# 1st time owner, lost baby hedgie!



## etoombs (Oct 23, 2018)

Hello, we recently got our daughter a baby hedgehog as a gift. It stayed one night in its cage and the next morning it was gone! We have been and are searching everywhere! Very concerned because she is only 6 weeks old and just weaned from her mother. Since we are 1st time owners, we are not familiar with just how mobile they are....can they climb, can they go up/down wood stairs, how long can she survive without food & water? She has been missing now for almost 3 days!!! Panicking and frantically searching. Any ideas or advice on how to find this sweet baby is greatly appreciated! We have food and water set out under beds, cabinets. Also, pretty sure that we heard her squeaking late last night. Sounded like it came from the kitchen/refridgerator area, pulled the fridge out, no baby hedgehog. Please give me some tips or advice on finding her quickly! Thank you!


----------



## Kolya (Oct 18, 2018)

Hedgies are most active late at night, so you might have to wait around past midnight when it's dark and quiet, as it's likely that your hedgie is hiding somewhere during the day. It's a good idea to leave food and water around everywhere in case she finds it - but are you feeding her what she was being fed prior to you adopting her? If it's a new diet, she may not recognize it. She's probably very confused but also wants to explore the house. Do you have a wheel/saucer? Maybe try leaving it out somewhere and see if your hedgie starts playing with it, you might catch her! Anyway I hope you find her soon, I'd definitely take her to the vet after though in case she ate something bad or got hurt.


----------



## Kolya (Oct 18, 2018)

And look in every nook and cranny possible, like between couch pillows, behind/under shelves, and anywhere that might be warm


----------



## etoombs (Oct 23, 2018)

She is eating the exact same food she had prior to our adoption. My daughter is enrolled in a small animal science class, which is where we got her. She was locally bred and so far raised in a classroom around teenagers. The teacher sent her home with the same food. We are concerned she will starve to death before we can find her? How long can they go without food? Originally, she was in a cage in a bedroom upstairs, but based on droppings and the sounds we heard last night, she is now downstairs...is that possible at such a young age?


----------



## belties (Oct 2, 2018)

Hedgehogs love dark warm places.She may be hiding in the bottom of the fridge.It is usually warm under there from the compressor that makes it work. You may have to take a light and look under it real close.Some models also have a drip pan under the front she might be hiding in.You might also try putting her hideout some were with the heater over it an in the morning she might be in it.Good luck.

**Problems to solve:**
**1.** Name each distinct user who posts in the lost-hedgehog thread.
**2.** Carry on the lost-hedgehog thread past its final post.

**Records provided:**
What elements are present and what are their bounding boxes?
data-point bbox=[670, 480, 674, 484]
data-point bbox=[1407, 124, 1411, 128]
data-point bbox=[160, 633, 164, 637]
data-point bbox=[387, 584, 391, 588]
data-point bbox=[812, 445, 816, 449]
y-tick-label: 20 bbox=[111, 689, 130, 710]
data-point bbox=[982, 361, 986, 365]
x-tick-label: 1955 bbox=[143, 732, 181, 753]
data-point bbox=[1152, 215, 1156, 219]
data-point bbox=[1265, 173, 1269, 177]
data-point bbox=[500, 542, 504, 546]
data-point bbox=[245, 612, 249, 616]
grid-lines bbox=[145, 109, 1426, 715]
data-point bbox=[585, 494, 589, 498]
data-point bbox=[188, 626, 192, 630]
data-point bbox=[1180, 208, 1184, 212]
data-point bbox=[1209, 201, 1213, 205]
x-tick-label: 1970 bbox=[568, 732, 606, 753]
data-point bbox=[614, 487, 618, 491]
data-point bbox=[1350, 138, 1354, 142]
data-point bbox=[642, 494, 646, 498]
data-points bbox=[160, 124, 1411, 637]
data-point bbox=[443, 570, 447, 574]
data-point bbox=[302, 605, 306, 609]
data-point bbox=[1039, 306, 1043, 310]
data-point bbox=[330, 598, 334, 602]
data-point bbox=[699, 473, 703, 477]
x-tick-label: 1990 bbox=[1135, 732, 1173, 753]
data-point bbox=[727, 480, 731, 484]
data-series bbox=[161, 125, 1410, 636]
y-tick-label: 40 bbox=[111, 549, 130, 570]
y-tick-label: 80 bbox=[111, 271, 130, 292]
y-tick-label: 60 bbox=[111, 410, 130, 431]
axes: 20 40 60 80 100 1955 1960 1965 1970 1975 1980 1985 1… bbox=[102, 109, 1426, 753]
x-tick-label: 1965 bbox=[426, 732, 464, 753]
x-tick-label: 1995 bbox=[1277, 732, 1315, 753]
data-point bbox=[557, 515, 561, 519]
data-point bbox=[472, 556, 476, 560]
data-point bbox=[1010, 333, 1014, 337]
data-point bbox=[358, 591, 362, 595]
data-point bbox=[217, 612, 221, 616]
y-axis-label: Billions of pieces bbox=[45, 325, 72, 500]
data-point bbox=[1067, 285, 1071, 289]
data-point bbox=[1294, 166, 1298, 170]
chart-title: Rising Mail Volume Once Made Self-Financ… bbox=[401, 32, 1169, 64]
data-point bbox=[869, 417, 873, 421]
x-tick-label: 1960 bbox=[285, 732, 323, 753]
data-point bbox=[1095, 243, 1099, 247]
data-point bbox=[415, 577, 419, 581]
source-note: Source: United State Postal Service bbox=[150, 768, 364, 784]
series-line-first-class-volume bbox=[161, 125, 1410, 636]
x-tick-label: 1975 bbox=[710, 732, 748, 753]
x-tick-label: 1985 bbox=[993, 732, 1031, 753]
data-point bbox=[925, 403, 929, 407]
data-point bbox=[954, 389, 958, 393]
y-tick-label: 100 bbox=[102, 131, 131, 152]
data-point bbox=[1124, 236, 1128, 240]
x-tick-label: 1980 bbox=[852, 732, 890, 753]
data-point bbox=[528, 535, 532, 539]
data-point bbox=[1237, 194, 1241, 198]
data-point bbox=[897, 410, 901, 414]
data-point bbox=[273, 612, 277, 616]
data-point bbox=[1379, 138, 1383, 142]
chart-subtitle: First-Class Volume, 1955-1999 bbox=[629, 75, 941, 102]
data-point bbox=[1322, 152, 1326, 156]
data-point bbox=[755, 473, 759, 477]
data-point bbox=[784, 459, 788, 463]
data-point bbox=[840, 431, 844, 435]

**Answers in order:**
**1.** etoombs, Kolya, belties

**2.**
----------



## Kolya (Oct 18, 2018)

It's definitely possible that she's gone down the stairs, hedgies (even babies, like mine) can be more agile than we think! It's also possible she might have gotten hurt in a tumble 😕
Is there a place the droppings were concentrated more? My hedgie often goes to the same spots he deems are "safe". I'm also not sure about how long they can go without food, probably your best bet is to leave little food piles scattered everywhere and check which ones are eaten from the most, could give a clue as to where hedgie might be!


----------



## etoombs (Oct 23, 2018)

Thank you for the advice. I will definitely set food out everywhere. At least if she is eating, I will have more time to find her. Hopefully, she comes out soon...we are very anxious to see her!


----------



## Kolya (Oct 18, 2018)

You're welcome, keep us updated!! 🙂


----------



## lilyluna (Sep 7, 2018)

Oh no that must be horrible! Hope you find her! Maybe you can leave out strong smelling stuff that’s safe for her to eat just to lure her and then place the food that she normally eats right next to it. Also, how did she escape? If her cage doesn’t have a lid on yet, you should put one on top of it.


----------



## Glenna (Sep 9, 2018)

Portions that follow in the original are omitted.